Reproduce the records that follow in full, excluding any picture they contain.

Task data =>
************

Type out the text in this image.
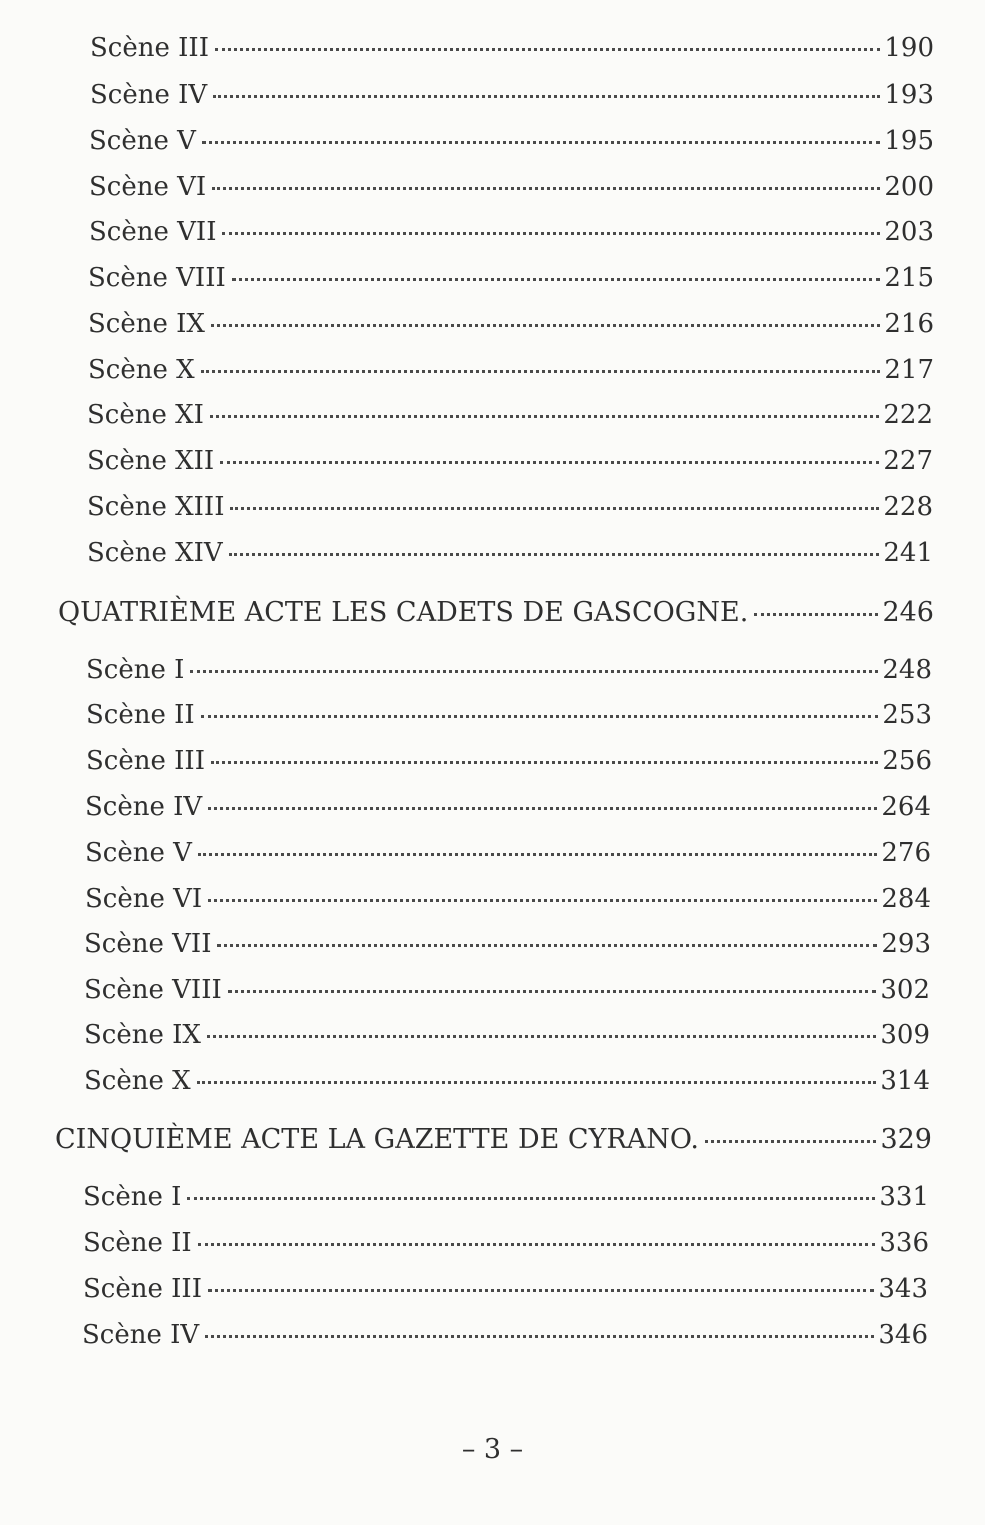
Scène III	190
Scène IV	193
Scène V	195
Scène VI	200
Scène VII	203
Scène VIII	215
Scène IX	216
Scène X	217
Scène XI	222
Scène XII	227
Scène XIII	228
Scène XIV	241
QUATRIÈME ACTE LES CADETS DE GASCOGNE.	246
Scène I	248
Scène II	253
Scène III	256
Scène IV	264
Scène V	276
Scène VI	284
Scène VII	293
Scène VIII	302
Scène IX	309
Scène X	314
CINQUIÈME ACTE LA GAZETTE DE CYRANO.	329
Scène I	331
Scène II	336
Scène III	343
Scène IV	346
– 3 –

************

Expected answer =>
Type out the text in this image.
Scène III	190
Scène IV	193
Scène V	195
Scène VI	200
Scène VII	203
Scène VIII	215
Scène IX	216
Scène X	217
Scène XI	222
Scène XII	227
Scène XIII	228
Scène XIV	241
QUATRIÈME ACTE LES CADETS DE GASCOGNE.	246
Scène I	248
Scène II	253
Scène III	256
Scène IV	264
Scène V	276
Scène VI	284
Scène VII	293
Scène VIII	302
Scène IX	309
Scène X	314
CINQUIÈME ACTE LA GAZETTE DE CYRANO.	329
Scène I	331
Scène II	336
Scène III	343
Scène IV	346
– 3 –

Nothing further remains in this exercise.